◆ **Instructions to follow**: Transcribe every line, keeping it exact.

◆ **Information shown**:

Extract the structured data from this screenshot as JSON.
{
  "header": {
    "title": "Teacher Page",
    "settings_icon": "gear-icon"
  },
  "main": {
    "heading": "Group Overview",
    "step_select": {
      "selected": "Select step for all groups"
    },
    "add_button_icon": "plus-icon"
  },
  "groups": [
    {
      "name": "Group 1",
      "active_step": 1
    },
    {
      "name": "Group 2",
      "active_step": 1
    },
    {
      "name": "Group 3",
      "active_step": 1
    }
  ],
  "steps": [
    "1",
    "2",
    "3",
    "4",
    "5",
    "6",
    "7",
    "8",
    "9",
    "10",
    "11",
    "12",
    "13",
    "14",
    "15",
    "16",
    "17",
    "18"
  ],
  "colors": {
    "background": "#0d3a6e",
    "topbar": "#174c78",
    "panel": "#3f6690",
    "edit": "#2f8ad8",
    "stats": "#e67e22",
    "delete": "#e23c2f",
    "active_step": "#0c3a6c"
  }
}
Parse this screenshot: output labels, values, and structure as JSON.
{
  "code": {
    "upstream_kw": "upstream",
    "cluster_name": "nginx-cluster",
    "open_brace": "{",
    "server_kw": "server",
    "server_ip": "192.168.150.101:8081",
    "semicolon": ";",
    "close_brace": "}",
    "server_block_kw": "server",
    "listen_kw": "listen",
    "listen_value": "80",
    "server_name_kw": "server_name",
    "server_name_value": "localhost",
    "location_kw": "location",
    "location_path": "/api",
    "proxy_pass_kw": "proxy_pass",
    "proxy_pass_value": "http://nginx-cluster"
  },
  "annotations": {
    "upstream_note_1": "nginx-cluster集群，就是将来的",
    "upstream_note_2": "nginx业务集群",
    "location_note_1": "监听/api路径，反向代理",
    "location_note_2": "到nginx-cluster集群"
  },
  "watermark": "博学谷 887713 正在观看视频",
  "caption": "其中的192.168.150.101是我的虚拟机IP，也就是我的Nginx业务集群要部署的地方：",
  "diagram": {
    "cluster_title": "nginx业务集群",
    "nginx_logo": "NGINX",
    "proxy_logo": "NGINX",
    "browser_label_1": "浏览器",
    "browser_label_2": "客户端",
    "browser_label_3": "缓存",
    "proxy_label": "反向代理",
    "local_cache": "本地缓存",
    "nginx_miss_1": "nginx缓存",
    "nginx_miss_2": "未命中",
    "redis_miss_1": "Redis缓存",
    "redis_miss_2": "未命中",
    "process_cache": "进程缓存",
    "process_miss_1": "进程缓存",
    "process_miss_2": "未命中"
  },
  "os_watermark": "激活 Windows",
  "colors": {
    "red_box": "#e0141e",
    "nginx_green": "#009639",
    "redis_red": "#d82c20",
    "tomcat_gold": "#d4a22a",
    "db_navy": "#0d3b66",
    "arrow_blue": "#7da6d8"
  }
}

◆ **Exercise response**:
Extract the structured data from this screenshot as JSON.
{
  "header": {
    "title": "Teacher Page",
    "settings_icon": "gear-icon"
  },
  "main": {
    "heading": "Group Overview",
    "step_select": {
      "selected": "Select step for all groups"
    },
    "add_button_icon": "plus-icon"
  },
  "groups": [
    {
      "name": "Group 1",
      "active_step": 1
    },
    {
      "name": "Group 2",
      "active_step": 1
    },
    {
      "name": "Group 3",
      "active_step": 1
    }
  ],
  "steps": [
    "1",
    "2",
    "3",
    "4",
    "5",
    "6",
    "7",
    "8",
    "9",
    "10",
    "11",
    "12",
    "13",
    "14",
    "15",
    "16",
    "17",
    "18"
  ],
  "colors": {
    "background": "#0d3a6e",
    "topbar": "#174c78",
    "panel": "#3f6690",
    "edit": "#2f8ad8",
    "stats": "#e67e22",
    "delete": "#e23c2f",
    "active_step": "#0c3a6c"
  }
}
Parse this screenshot: output labels, values, and structure as JSON.
{
  "code": {
    "upstream_kw": "upstream",
    "cluster_name": "nginx-cluster",
    "open_brace": "{",
    "server_kw": "server",
    "server_ip": "192.168.150.101:8081",
    "semicolon": ";",
    "close_brace": "}",
    "server_block_kw": "server",
    "listen_kw": "listen",
    "listen_value": "80",
    "server_name_kw": "server_name",
    "server_name_value": "localhost",
    "location_kw": "location",
    "location_path": "/api",
    "proxy_pass_kw": "proxy_pass",
    "proxy_pass_value": "http://nginx-cluster"
  },
  "annotations": {
    "upstream_note_1": "nginx-cluster集群，就是将来的",
    "upstream_note_2": "nginx业务集群",
    "location_note_1": "监听/api路径，反向代理",
    "location_note_2": "到nginx-cluster集群"
  },
  "watermark": "博学谷 887713 正在观看视频",
  "caption": "其中的192.168.150.101是我的虚拟机IP，也就是我的Nginx业务集群要部署的地方：",
  "diagram": {
    "cluster_title": "nginx业务集群",
    "nginx_logo": "NGINX",
    "proxy_logo": "NGINX",
    "browser_label_1": "浏览器",
    "browser_label_2": "客户端",
    "browser_label_3": "缓存",
    "proxy_label": "反向代理",
    "local_cache": "本地缓存",
    "nginx_miss_1": "nginx缓存",
    "nginx_miss_2": "未命中",
    "redis_miss_1": "Redis缓存",
    "redis_miss_2": "未命中",
    "process_cache": "进程缓存",
    "process_miss_1": "进程缓存",
    "process_miss_2": "未命中"
  },
  "os_watermark": "激活 Windows",
  "colors": {
    "red_box": "#e0141e",
    "nginx_green": "#009639",
    "redis_red": "#d82c20",
    "tomcat_gold": "#d4a22a",
    "db_navy": "#0d3b66",
    "arrow_blue": "#7da6d8"
  }
}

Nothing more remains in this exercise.